Short task -> Return the records, each one exactly as written.

# start of The records

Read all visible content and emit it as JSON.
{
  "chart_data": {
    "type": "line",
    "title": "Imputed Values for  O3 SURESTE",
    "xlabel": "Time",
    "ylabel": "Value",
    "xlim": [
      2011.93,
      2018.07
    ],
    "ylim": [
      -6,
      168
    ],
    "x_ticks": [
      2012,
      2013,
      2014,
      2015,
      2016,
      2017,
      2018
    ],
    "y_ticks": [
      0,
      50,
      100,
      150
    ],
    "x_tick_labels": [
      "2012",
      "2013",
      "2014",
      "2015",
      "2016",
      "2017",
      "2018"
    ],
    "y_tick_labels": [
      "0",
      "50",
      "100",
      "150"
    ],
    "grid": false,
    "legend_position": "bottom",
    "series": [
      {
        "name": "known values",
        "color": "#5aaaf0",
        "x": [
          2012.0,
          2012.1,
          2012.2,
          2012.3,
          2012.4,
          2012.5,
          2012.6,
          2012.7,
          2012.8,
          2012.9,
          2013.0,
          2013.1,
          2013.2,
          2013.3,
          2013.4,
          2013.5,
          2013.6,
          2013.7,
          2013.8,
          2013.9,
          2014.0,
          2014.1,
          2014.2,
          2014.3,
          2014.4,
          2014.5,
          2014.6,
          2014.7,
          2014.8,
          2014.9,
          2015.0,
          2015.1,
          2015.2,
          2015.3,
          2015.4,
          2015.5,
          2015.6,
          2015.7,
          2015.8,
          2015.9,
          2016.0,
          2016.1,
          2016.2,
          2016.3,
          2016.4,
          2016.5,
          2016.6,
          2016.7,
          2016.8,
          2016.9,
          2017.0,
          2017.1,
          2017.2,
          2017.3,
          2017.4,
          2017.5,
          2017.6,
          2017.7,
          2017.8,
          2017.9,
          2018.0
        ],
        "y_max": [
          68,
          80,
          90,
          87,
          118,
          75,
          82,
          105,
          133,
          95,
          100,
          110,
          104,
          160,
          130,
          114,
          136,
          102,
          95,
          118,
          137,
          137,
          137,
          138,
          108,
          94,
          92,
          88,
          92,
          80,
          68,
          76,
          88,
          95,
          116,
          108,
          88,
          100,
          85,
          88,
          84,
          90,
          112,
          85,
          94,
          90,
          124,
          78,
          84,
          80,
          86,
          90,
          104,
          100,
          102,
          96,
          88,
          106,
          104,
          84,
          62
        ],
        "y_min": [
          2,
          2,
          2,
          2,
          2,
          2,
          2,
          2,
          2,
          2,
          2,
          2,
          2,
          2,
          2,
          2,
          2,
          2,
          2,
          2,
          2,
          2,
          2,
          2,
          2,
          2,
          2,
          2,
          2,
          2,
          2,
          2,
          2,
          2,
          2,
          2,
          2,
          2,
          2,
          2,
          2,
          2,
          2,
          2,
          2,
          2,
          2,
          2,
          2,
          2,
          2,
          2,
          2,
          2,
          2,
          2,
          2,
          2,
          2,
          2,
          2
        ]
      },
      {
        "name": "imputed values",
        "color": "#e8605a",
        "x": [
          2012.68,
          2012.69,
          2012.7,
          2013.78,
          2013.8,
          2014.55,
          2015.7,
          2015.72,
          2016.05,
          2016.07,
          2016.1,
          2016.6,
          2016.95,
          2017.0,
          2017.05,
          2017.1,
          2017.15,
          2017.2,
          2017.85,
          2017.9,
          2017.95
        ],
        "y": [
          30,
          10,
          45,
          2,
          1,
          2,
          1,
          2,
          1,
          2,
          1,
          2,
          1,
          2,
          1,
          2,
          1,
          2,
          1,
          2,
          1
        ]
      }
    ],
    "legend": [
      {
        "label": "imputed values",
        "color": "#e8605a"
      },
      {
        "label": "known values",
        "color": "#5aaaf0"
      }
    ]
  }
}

# end of The records

Response for this exercise ->
Read all visible content and emit it as JSON.
{
  "chart_data": {
    "type": "line",
    "title": "Imputed Values for  O3 SURESTE",
    "xlabel": "Time",
    "ylabel": "Value",
    "xlim": [
      2011.93,
      2018.07
    ],
    "ylim": [
      -6,
      168
    ],
    "x_ticks": [
      2012,
      2013,
      2014,
      2015,
      2016,
      2017,
      2018
    ],
    "y_ticks": [
      0,
      50,
      100,
      150
    ],
    "x_tick_labels": [
      "2012",
      "2013",
      "2014",
      "2015",
      "2016",
      "2017",
      "2018"
    ],
    "y_tick_labels": [
      "0",
      "50",
      "100",
      "150"
    ],
    "grid": false,
    "legend_position": "bottom",
    "series": [
      {
        "name": "known values",
        "color": "#5aaaf0",
        "x": [
          2012.0,
          2012.1,
          2012.2,
          2012.3,
          2012.4,
          2012.5,
          2012.6,
          2012.7,
          2012.8,
          2012.9,
          2013.0,
          2013.1,
          2013.2,
          2013.3,
          2013.4,
          2013.5,
          2013.6,
          2013.7,
          2013.8,
          2013.9,
          2014.0,
          2014.1,
          2014.2,
          2014.3,
          2014.4,
          2014.5,
          2014.6,
          2014.7,
          2014.8,
          2014.9,
          2015.0,
          2015.1,
          2015.2,
          2015.3,
          2015.4,
          2015.5,
          2015.6,
          2015.7,
          2015.8,
          2015.9,
          2016.0,
          2016.1,
          2016.2,
          2016.3,
          2016.4,
          2016.5,
          2016.6,
          2016.7,
          2016.8,
          2016.9,
          2017.0,
          2017.1,
          2017.2,
          2017.3,
          2017.4,
          2017.5,
          2017.6,
          2017.7,
          2017.8,
          2017.9,
          2018.0
        ],
        "y_max": [
          68,
          80,
          90,
          87,
          118,
          75,
          82,
          105,
          133,
          95,
          100,
          110,
          104,
          160,
          130,
          114,
          136,
          102,
          95,
          118,
          137,
          137,
          137,
          138,
          108,
          94,
          92,
          88,
          92,
          80,
          68,
          76,
          88,
          95,
          116,
          108,
          88,
          100,
          85,
          88,
          84,
          90,
          112,
          85,
          94,
          90,
          124,
          78,
          84,
          80,
          86,
          90,
          104,
          100,
          102,
          96,
          88,
          106,
          104,
          84,
          62
        ],
        "y_min": [
          2,
          2,
          2,
          2,
          2,
          2,
          2,
          2,
          2,
          2,
          2,
          2,
          2,
          2,
          2,
          2,
          2,
          2,
          2,
          2,
          2,
          2,
          2,
          2,
          2,
          2,
          2,
          2,
          2,
          2,
          2,
          2,
          2,
          2,
          2,
          2,
          2,
          2,
          2,
          2,
          2,
          2,
          2,
          2,
          2,
          2,
          2,
          2,
          2,
          2,
          2,
          2,
          2,
          2,
          2,
          2,
          2,
          2,
          2,
          2,
          2
        ]
      },
      {
        "name": "imputed values",
        "color": "#e8605a",
        "x": [
          2012.68,
          2012.69,
          2012.7,
          2013.78,
          2013.8,
          2014.55,
          2015.7,
          2015.72,
          2016.05,
          2016.07,
          2016.1,
          2016.6,
          2016.95,
          2017.0,
          2017.05,
          2017.1,
          2017.15,
          2017.2,
          2017.85,
          2017.9,
          2017.95
        ],
        "y": [
          30,
          10,
          45,
          2,
          1,
          2,
          1,
          2,
          1,
          2,
          1,
          2,
          1,
          2,
          1,
          2,
          1,
          2,
          1,
          2,
          1
        ]
      }
    ],
    "legend": [
      {
        "label": "imputed values",
        "color": "#e8605a"
      },
      {
        "label": "known values",
        "color": "#5aaaf0"
      }
    ]
  }
}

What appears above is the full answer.